§ **Exercise**
The required output is the line that contains "Extract all readable text from this page." plus every line after it in the listing below, copied exactly as it appears.

━━━ Entries provided ━━━

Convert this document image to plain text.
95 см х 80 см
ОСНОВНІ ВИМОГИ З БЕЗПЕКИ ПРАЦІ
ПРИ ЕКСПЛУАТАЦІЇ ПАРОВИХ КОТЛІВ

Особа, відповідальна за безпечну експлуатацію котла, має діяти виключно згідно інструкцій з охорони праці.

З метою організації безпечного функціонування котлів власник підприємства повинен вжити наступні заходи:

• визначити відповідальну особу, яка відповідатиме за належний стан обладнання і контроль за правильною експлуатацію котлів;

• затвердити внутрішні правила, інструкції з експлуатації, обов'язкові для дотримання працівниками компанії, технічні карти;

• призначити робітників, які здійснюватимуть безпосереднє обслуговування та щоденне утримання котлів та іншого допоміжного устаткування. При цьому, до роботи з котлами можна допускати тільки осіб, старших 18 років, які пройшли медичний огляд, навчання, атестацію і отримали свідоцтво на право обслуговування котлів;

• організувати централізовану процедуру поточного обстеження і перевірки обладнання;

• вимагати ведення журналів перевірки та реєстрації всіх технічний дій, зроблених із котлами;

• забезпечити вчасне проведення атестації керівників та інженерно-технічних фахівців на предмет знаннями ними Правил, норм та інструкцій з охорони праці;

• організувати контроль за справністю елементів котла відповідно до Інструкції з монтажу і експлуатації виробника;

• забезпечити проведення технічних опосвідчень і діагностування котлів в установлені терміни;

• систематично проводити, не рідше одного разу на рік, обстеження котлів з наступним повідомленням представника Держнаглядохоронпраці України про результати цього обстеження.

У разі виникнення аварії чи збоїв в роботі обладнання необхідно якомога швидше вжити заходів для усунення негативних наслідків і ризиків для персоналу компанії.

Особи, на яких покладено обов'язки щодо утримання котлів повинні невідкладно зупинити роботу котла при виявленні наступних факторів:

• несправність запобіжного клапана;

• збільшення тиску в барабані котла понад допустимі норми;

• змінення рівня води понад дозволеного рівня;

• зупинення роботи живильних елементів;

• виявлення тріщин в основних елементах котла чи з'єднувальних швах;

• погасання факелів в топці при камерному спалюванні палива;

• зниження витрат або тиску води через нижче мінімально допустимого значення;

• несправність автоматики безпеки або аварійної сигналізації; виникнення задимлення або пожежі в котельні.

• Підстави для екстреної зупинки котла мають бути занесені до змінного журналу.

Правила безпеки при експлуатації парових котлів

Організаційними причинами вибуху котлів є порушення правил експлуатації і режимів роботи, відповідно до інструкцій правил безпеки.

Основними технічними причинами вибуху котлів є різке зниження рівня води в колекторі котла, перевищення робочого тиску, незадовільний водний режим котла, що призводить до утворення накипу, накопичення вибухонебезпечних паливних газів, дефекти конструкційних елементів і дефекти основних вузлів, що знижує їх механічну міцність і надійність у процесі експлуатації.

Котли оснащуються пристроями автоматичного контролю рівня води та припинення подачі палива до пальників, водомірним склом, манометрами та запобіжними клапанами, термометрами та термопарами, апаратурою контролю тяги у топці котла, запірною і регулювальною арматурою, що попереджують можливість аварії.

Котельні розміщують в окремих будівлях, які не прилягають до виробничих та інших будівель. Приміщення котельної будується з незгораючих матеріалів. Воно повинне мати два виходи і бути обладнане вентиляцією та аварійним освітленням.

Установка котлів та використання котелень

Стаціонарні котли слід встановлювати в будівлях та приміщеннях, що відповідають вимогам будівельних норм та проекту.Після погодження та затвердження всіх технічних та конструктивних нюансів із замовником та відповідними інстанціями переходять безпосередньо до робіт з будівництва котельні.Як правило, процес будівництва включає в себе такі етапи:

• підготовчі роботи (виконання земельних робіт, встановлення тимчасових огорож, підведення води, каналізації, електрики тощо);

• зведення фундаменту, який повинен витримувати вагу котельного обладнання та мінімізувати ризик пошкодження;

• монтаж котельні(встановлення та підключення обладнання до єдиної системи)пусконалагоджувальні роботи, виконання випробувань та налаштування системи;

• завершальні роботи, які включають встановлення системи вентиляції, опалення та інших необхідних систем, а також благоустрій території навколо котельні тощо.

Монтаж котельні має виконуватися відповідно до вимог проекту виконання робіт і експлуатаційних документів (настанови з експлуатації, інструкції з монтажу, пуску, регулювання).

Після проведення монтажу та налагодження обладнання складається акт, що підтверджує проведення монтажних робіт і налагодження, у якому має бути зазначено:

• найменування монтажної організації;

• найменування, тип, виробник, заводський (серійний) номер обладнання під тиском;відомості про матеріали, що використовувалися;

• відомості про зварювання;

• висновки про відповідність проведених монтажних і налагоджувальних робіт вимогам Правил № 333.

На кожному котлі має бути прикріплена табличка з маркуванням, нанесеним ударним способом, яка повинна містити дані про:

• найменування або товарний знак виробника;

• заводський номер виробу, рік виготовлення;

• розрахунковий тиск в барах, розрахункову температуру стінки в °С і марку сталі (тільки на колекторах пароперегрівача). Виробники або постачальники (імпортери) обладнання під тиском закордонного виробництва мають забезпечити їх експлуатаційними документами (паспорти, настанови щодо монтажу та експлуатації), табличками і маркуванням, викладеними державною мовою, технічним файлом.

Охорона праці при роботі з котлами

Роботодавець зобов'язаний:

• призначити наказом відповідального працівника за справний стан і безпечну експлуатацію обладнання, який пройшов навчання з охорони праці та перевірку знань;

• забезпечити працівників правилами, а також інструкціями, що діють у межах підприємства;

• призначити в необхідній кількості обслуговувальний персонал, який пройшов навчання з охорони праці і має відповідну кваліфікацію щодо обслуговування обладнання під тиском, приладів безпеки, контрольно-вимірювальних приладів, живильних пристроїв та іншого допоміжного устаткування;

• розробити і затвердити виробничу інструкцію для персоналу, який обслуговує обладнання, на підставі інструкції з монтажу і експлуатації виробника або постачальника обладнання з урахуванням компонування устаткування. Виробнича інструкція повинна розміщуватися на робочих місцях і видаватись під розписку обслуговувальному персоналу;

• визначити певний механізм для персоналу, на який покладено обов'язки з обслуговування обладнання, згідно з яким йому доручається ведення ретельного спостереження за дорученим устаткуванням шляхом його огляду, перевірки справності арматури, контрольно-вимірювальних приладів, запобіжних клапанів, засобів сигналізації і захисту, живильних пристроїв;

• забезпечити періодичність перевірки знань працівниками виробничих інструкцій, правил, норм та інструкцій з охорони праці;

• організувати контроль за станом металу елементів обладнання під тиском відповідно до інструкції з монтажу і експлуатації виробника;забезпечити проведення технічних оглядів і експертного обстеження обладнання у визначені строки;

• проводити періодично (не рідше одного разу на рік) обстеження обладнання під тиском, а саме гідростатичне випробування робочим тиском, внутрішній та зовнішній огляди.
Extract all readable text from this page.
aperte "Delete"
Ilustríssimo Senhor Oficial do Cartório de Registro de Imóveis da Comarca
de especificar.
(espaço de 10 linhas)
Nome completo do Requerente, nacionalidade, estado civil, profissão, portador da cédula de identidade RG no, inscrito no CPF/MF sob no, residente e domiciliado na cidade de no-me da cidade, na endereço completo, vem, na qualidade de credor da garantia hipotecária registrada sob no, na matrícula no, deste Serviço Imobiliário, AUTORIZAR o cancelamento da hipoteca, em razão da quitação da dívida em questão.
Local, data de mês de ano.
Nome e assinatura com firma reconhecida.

━━━

§ **Response**
Extract all readable text from this page.
aperte "Delete"
Ilustríssimo Senhor Oficial do Cartório de Registro de Imóveis da Comarca
de especificar.
(espaço de 10 linhas)
Nome completo do Requerente, nacionalidade, estado civil, profissão, portador da cédula de identidade RG no, inscrito no CPF/MF sob no, residente e domiciliado na cidade de no-me da cidade, na endereço completo, vem, na qualidade de credor da garantia hipotecária registrada sob no, na matrícula no, deste Serviço Imobiliário, AUTORIZAR o cancelamento da hipoteca, em razão da quitação da dívida em questão.
Local, data de mês de ano.
Nome e assinatura com firma reconhecida.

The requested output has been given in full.